What the exercise asks →
Among the records below, find each line that includes the string "ylabel" and copy it.

(Collected data)
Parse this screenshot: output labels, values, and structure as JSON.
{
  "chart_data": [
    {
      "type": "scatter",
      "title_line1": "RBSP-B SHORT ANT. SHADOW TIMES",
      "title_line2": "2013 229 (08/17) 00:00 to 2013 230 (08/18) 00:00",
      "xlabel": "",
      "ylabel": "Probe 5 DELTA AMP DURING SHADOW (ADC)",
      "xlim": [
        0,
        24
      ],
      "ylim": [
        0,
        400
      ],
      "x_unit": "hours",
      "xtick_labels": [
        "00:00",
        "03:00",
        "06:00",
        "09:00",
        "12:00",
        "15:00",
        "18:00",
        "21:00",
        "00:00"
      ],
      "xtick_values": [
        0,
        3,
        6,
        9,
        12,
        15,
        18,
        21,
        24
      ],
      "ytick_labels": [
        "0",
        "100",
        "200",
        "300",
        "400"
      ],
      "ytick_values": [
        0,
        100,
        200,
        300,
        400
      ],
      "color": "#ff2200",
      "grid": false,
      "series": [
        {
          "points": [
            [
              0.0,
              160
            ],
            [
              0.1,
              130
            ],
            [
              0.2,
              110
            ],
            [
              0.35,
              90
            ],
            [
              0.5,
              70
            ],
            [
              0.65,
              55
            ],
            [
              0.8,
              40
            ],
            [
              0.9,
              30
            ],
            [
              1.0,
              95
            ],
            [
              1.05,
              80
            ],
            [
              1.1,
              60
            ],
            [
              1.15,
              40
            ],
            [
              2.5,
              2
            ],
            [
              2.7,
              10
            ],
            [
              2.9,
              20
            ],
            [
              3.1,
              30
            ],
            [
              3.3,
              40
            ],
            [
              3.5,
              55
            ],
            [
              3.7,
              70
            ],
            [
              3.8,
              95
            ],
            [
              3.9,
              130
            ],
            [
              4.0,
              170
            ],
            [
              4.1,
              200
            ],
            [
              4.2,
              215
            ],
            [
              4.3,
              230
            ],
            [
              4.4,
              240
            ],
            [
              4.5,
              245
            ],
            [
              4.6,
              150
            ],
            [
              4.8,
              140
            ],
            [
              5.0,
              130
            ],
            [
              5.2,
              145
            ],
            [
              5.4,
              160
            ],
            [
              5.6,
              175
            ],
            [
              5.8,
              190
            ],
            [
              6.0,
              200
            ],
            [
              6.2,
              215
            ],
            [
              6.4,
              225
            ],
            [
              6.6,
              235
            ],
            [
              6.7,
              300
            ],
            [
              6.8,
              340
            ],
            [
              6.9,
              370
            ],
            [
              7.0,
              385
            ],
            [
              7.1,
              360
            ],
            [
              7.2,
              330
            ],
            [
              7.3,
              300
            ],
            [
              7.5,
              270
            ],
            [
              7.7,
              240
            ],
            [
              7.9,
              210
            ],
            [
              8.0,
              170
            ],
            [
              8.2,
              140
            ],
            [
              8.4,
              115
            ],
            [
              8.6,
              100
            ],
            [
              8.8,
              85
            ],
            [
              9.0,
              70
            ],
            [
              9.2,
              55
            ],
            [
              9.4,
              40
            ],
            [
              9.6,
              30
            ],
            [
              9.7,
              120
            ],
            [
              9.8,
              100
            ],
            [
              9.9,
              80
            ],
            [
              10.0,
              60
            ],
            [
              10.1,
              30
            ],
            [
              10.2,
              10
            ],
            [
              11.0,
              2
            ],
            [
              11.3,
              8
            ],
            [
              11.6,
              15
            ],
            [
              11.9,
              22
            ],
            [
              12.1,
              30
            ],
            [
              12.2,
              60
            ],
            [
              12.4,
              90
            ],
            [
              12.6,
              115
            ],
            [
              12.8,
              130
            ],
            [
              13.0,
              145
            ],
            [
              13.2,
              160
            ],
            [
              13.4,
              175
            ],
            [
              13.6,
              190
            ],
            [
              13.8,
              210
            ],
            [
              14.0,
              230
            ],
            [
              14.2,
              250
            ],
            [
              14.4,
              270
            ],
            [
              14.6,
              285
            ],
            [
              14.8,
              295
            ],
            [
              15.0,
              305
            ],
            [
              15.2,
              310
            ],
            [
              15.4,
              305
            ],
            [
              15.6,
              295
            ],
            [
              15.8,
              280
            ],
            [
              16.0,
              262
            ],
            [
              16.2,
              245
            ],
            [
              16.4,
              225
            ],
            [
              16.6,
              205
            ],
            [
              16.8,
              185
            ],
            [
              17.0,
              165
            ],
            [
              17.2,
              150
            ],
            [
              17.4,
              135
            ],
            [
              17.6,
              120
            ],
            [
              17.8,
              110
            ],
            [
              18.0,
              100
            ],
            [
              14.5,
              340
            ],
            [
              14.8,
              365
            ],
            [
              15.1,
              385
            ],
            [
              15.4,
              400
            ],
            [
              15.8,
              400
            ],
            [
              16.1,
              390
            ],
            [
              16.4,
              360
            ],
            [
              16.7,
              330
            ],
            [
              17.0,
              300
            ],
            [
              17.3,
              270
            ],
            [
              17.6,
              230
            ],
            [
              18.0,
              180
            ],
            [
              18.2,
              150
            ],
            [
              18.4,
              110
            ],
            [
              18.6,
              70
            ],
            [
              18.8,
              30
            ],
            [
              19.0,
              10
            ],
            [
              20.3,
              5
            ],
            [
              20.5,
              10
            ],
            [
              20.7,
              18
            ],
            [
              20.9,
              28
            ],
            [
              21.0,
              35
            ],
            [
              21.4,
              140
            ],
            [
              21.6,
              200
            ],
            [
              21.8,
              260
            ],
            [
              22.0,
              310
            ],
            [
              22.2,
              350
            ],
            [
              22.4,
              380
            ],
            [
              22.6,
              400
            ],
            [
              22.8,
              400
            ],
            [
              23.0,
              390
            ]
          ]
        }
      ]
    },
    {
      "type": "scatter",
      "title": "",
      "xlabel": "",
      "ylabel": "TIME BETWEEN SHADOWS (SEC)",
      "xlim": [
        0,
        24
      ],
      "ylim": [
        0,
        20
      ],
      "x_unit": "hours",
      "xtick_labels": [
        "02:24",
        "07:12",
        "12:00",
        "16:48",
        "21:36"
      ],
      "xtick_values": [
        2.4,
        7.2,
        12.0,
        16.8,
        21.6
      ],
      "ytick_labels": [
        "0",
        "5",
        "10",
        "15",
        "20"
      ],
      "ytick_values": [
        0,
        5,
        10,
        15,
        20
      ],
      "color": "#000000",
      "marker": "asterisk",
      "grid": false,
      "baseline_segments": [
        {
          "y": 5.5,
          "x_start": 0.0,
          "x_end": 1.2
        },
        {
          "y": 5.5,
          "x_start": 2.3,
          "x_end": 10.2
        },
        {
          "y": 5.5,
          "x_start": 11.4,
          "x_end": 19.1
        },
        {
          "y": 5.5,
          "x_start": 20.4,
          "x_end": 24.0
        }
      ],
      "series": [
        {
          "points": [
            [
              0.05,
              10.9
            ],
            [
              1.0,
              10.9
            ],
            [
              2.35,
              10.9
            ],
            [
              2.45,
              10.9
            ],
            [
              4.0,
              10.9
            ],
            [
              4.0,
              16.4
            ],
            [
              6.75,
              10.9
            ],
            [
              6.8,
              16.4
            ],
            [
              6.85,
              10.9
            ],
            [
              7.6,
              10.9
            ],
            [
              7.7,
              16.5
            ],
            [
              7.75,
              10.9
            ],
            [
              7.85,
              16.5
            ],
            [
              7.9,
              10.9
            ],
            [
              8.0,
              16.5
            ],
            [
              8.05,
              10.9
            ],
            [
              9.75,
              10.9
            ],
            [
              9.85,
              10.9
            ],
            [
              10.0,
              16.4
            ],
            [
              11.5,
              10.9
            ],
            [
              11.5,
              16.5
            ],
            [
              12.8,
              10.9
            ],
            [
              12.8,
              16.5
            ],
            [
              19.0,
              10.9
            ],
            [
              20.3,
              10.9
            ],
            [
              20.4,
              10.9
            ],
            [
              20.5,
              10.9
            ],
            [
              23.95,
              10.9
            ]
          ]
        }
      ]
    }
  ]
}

The completed task →
      "ylabel": "Probe 5 DELTA AMP DURING SHADOW (ADC)",
      "ylabel": "TIME BETWEEN SHADOWS (SEC)",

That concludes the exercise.